### Problem to solve:
Without the pictures, set down the records below word for word.

### Information provided:
====
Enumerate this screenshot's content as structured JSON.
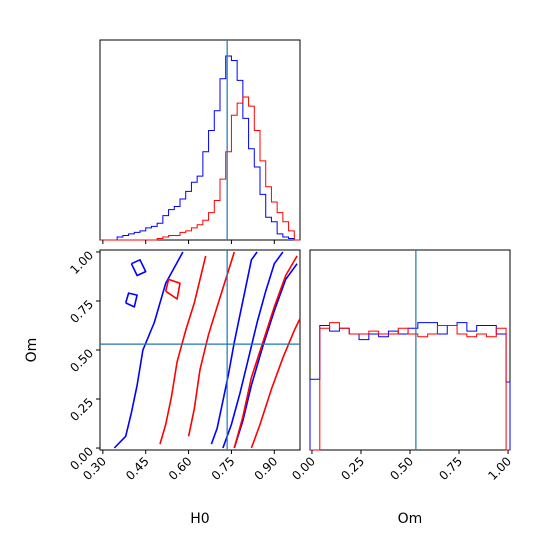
{
  "chart_data": {
    "type": "corner",
    "parameters": [
      "H0",
      "Om"
    ],
    "xlabel_H0": "H0",
    "xlabel_Om": "Om",
    "ylabel_Om": "Om",
    "truth": {
      "H0": 0.735,
      "Om": 0.53
    },
    "H0_ticks": [
      "0.30",
      "0.45",
      "0.60",
      "0.75",
      "0.90"
    ],
    "Om_ticks": [
      "0.00",
      "0.25",
      "0.50",
      "0.75",
      "1.00"
    ],
    "H0_tick_values": [
      0.3,
      0.45,
      0.6,
      0.75,
      0.9
    ],
    "Om_tick_values": [
      0.0,
      0.25,
      0.5,
      0.75,
      1.0
    ],
    "H0_range": [
      0.29,
      0.99
    ],
    "Om_range": [
      -0.01,
      1.01
    ],
    "series": [
      {
        "color": "#0000ff"
      },
      {
        "color": "#ff0000"
      }
    ],
    "hist_H0": {
      "bin_edges": [
        0.29,
        0.31,
        0.33,
        0.35,
        0.37,
        0.39,
        0.41,
        0.43,
        0.45,
        0.47,
        0.49,
        0.51,
        0.53,
        0.55,
        0.57,
        0.59,
        0.61,
        0.63,
        0.65,
        0.67,
        0.69,
        0.71,
        0.73,
        0.75,
        0.77,
        0.79,
        0.81,
        0.83,
        0.85,
        0.87,
        0.89,
        0.91,
        0.93,
        0.95,
        0.97,
        0.99
      ],
      "blue": [
        0,
        0,
        0,
        2,
        3,
        4,
        5,
        6,
        8,
        9,
        11,
        16,
        20,
        22,
        27,
        32,
        38,
        42,
        58,
        72,
        85,
        106,
        121,
        118,
        105,
        80,
        60,
        48,
        30,
        15,
        12,
        4,
        2,
        1,
        0
      ],
      "red": [
        0,
        0,
        0,
        0,
        0,
        0,
        0,
        0,
        0,
        0,
        1,
        2,
        3,
        3,
        5,
        6,
        8,
        10,
        13,
        18,
        26,
        40,
        58,
        82,
        90,
        94,
        88,
        72,
        52,
        35,
        25,
        18,
        12,
        6,
        0
      ]
    },
    "hist_Om": {
      "bin_edges": [
        -0.01,
        0.04,
        0.09,
        0.14,
        0.19,
        0.24,
        0.29,
        0.34,
        0.39,
        0.44,
        0.49,
        0.54,
        0.59,
        0.64,
        0.69,
        0.74,
        0.79,
        0.84,
        0.89,
        0.94,
        0.99,
        1.01
      ],
      "blue": [
        50,
        88,
        84,
        86,
        82,
        78,
        82,
        80,
        84,
        82,
        86,
        90,
        90,
        82,
        88,
        90,
        84,
        88,
        88,
        82,
        48
      ],
      "red": [
        0,
        86,
        90,
        86,
        82,
        82,
        84,
        82,
        82,
        86,
        82,
        80,
        82,
        88,
        88,
        82,
        80,
        82,
        80,
        86,
        0
      ]
    },
    "contours_blue": [
      [
        [
          0.34,
          0.0
        ],
        [
          0.38,
          0.06
        ],
        [
          0.4,
          0.18
        ],
        [
          0.42,
          0.32
        ],
        [
          0.44,
          0.5
        ],
        [
          0.48,
          0.64
        ],
        [
          0.5,
          0.74
        ],
        [
          0.52,
          0.84
        ],
        [
          0.55,
          0.92
        ],
        [
          0.58,
          1.0
        ]
      ],
      [
        [
          0.68,
          0.02
        ],
        [
          0.7,
          0.1
        ],
        [
          0.72,
          0.24
        ],
        [
          0.74,
          0.38
        ],
        [
          0.76,
          0.54
        ],
        [
          0.78,
          0.68
        ],
        [
          0.8,
          0.82
        ],
        [
          0.82,
          0.96
        ],
        [
          0.84,
          1.0
        ]
      ],
      [
        [
          0.72,
          0.0
        ],
        [
          0.75,
          0.12
        ],
        [
          0.78,
          0.28
        ],
        [
          0.81,
          0.46
        ],
        [
          0.84,
          0.64
        ],
        [
          0.87,
          0.8
        ],
        [
          0.9,
          0.94
        ],
        [
          0.93,
          1.0
        ]
      ],
      [
        [
          0.76,
          0.0
        ],
        [
          0.79,
          0.14
        ],
        [
          0.82,
          0.32
        ],
        [
          0.86,
          0.52
        ],
        [
          0.9,
          0.7
        ],
        [
          0.94,
          0.86
        ],
        [
          0.98,
          0.94
        ]
      ],
      [
        [
          0.4,
          0.94
        ],
        [
          0.42,
          0.88
        ],
        [
          0.45,
          0.9
        ],
        [
          0.43,
          0.96
        ],
        [
          0.4,
          0.94
        ]
      ],
      [
        [
          0.38,
          0.74
        ],
        [
          0.41,
          0.72
        ],
        [
          0.42,
          0.78
        ],
        [
          0.39,
          0.79
        ],
        [
          0.38,
          0.74
        ]
      ]
    ],
    "contours_red": [
      [
        [
          0.5,
          0.02
        ],
        [
          0.52,
          0.12
        ],
        [
          0.54,
          0.26
        ],
        [
          0.56,
          0.44
        ],
        [
          0.59,
          0.6
        ],
        [
          0.62,
          0.74
        ],
        [
          0.64,
          0.86
        ],
        [
          0.66,
          0.98
        ]
      ],
      [
        [
          0.6,
          0.06
        ],
        [
          0.62,
          0.2
        ],
        [
          0.64,
          0.4
        ],
        [
          0.67,
          0.58
        ],
        [
          0.7,
          0.72
        ],
        [
          0.73,
          0.86
        ],
        [
          0.76,
          1.0
        ]
      ],
      [
        [
          0.76,
          0.0
        ],
        [
          0.79,
          0.16
        ],
        [
          0.82,
          0.36
        ],
        [
          0.86,
          0.54
        ],
        [
          0.9,
          0.72
        ],
        [
          0.94,
          0.88
        ],
        [
          0.98,
          0.98
        ]
      ],
      [
        [
          0.82,
          0.0
        ],
        [
          0.85,
          0.12
        ],
        [
          0.89,
          0.3
        ],
        [
          0.93,
          0.46
        ],
        [
          0.97,
          0.6
        ],
        [
          0.99,
          0.66
        ]
      ],
      [
        [
          0.52,
          0.8
        ],
        [
          0.56,
          0.76
        ],
        [
          0.57,
          0.84
        ],
        [
          0.53,
          0.86
        ],
        [
          0.52,
          0.8
        ]
      ]
    ]
  }
}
====
### Solution to this task:
Enumerate this screenshot's content as structured JSON.
{
  "chart_data": {
    "type": "corner",
    "parameters": [
      "H0",
      "Om"
    ],
    "xlabel_H0": "H0",
    "xlabel_Om": "Om",
    "ylabel_Om": "Om",
    "truth": {
      "H0": 0.735,
      "Om": 0.53
    },
    "H0_ticks": [
      "0.30",
      "0.45",
      "0.60",
      "0.75",
      "0.90"
    ],
    "Om_ticks": [
      "0.00",
      "0.25",
      "0.50",
      "0.75",
      "1.00"
    ],
    "H0_tick_values": [
      0.3,
      0.45,
      0.6,
      0.75,
      0.9
    ],
    "Om_tick_values": [
      0.0,
      0.25,
      0.5,
      0.75,
      1.0
    ],
    "H0_range": [
      0.29,
      0.99
    ],
    "Om_range": [
      -0.01,
      1.01
    ],
    "series": [
      {
        "color": "#0000ff"
      },
      {
        "color": "#ff0000"
      }
    ],
    "hist_H0": {
      "bin_edges": [
        0.29,
        0.31,
        0.33,
        0.35,
        0.37,
        0.39,
        0.41,
        0.43,
        0.45,
        0.47,
        0.49,
        0.51,
        0.53,
        0.55,
        0.57,
        0.59,
        0.61,
        0.63,
        0.65,
        0.67,
        0.69,
        0.71,
        0.73,
        0.75,
        0.77,
        0.79,
        0.81,
        0.83,
        0.85,
        0.87,
        0.89,
        0.91,
        0.93,
        0.95,
        0.97,
        0.99
      ],
      "blue": [
        0,
        0,
        0,
        2,
        3,
        4,
        5,
        6,
        8,
        9,
        11,
        16,
        20,
        22,
        27,
        32,
        38,
        42,
        58,
        72,
        85,
        106,
        121,
        118,
        105,
        80,
        60,
        48,
        30,
        15,
        12,
        4,
        2,
        1,
        0
      ],
      "red": [
        0,
        0,
        0,
        0,
        0,
        0,
        0,
        0,
        0,
        0,
        1,
        2,
        3,
        3,
        5,
        6,
        8,
        10,
        13,
        18,
        26,
        40,
        58,
        82,
        90,
        94,
        88,
        72,
        52,
        35,
        25,
        18,
        12,
        6,
        0
      ]
    },
    "hist_Om": {
      "bin_edges": [
        -0.01,
        0.04,
        0.09,
        0.14,
        0.19,
        0.24,
        0.29,
        0.34,
        0.39,
        0.44,
        0.49,
        0.54,
        0.59,
        0.64,
        0.69,
        0.74,
        0.79,
        0.84,
        0.89,
        0.94,
        0.99,
        1.01
      ],
      "blue": [
        50,
        88,
        84,
        86,
        82,
        78,
        82,
        80,
        84,
        82,
        86,
        90,
        90,
        82,
        88,
        90,
        84,
        88,
        88,
        82,
        48
      ],
      "red": [
        0,
        86,
        90,
        86,
        82,
        82,
        84,
        82,
        82,
        86,
        82,
        80,
        82,
        88,
        88,
        82,
        80,
        82,
        80,
        86,
        0
      ]
    },
    "contours_blue": [
      [
        [
          0.34,
          0.0
        ],
        [
          0.38,
          0.06
        ],
        [
          0.4,
          0.18
        ],
        [
          0.42,
          0.32
        ],
        [
          0.44,
          0.5
        ],
        [
          0.48,
          0.64
        ],
        [
          0.5,
          0.74
        ],
        [
          0.52,
          0.84
        ],
        [
          0.55,
          0.92
        ],
        [
          0.58,
          1.0
        ]
      ],
      [
        [
          0.68,
          0.02
        ],
        [
          0.7,
          0.1
        ],
        [
          0.72,
          0.24
        ],
        [
          0.74,
          0.38
        ],
        [
          0.76,
          0.54
        ],
        [
          0.78,
          0.68
        ],
        [
          0.8,
          0.82
        ],
        [
          0.82,
          0.96
        ],
        [
          0.84,
          1.0
        ]
      ],
      [
        [
          0.72,
          0.0
        ],
        [
          0.75,
          0.12
        ],
        [
          0.78,
          0.28
        ],
        [
          0.81,
          0.46
        ],
        [
          0.84,
          0.64
        ],
        [
          0.87,
          0.8
        ],
        [
          0.9,
          0.94
        ],
        [
          0.93,
          1.0
        ]
      ],
      [
        [
          0.76,
          0.0
        ],
        [
          0.79,
          0.14
        ],
        [
          0.82,
          0.32
        ],
        [
          0.86,
          0.52
        ],
        [
          0.9,
          0.7
        ],
        [
          0.94,
          0.86
        ],
        [
          0.98,
          0.94
        ]
      ],
      [
        [
          0.4,
          0.94
        ],
        [
          0.42,
          0.88
        ],
        [
          0.45,
          0.9
        ],
        [
          0.43,
          0.96
        ],
        [
          0.4,
          0.94
        ]
      ],
      [
        [
          0.38,
          0.74
        ],
        [
          0.41,
          0.72
        ],
        [
          0.42,
          0.78
        ],
        [
          0.39,
          0.79
        ],
        [
          0.38,
          0.74
        ]
      ]
    ],
    "contours_red": [
      [
        [
          0.5,
          0.02
        ],
        [
          0.52,
          0.12
        ],
        [
          0.54,
          0.26
        ],
        [
          0.56,
          0.44
        ],
        [
          0.59,
          0.6
        ],
        [
          0.62,
          0.74
        ],
        [
          0.64,
          0.86
        ],
        [
          0.66,
          0.98
        ]
      ],
      [
        [
          0.6,
          0.06
        ],
        [
          0.62,
          0.2
        ],
        [
          0.64,
          0.4
        ],
        [
          0.67,
          0.58
        ],
        [
          0.7,
          0.72
        ],
        [
          0.73,
          0.86
        ],
        [
          0.76,
          1.0
        ]
      ],
      [
        [
          0.76,
          0.0
        ],
        [
          0.79,
          0.16
        ],
        [
          0.82,
          0.36
        ],
        [
          0.86,
          0.54
        ],
        [
          0.9,
          0.72
        ],
        [
          0.94,
          0.88
        ],
        [
          0.98,
          0.98
        ]
      ],
      [
        [
          0.82,
          0.0
        ],
        [
          0.85,
          0.12
        ],
        [
          0.89,
          0.3
        ],
        [
          0.93,
          0.46
        ],
        [
          0.97,
          0.6
        ],
        [
          0.99,
          0.66
        ]
      ],
      [
        [
          0.52,
          0.8
        ],
        [
          0.56,
          0.76
        ],
        [
          0.57,
          0.84
        ],
        [
          0.53,
          0.86
        ],
        [
          0.52,
          0.8
        ]
      ]
    ]
  }
}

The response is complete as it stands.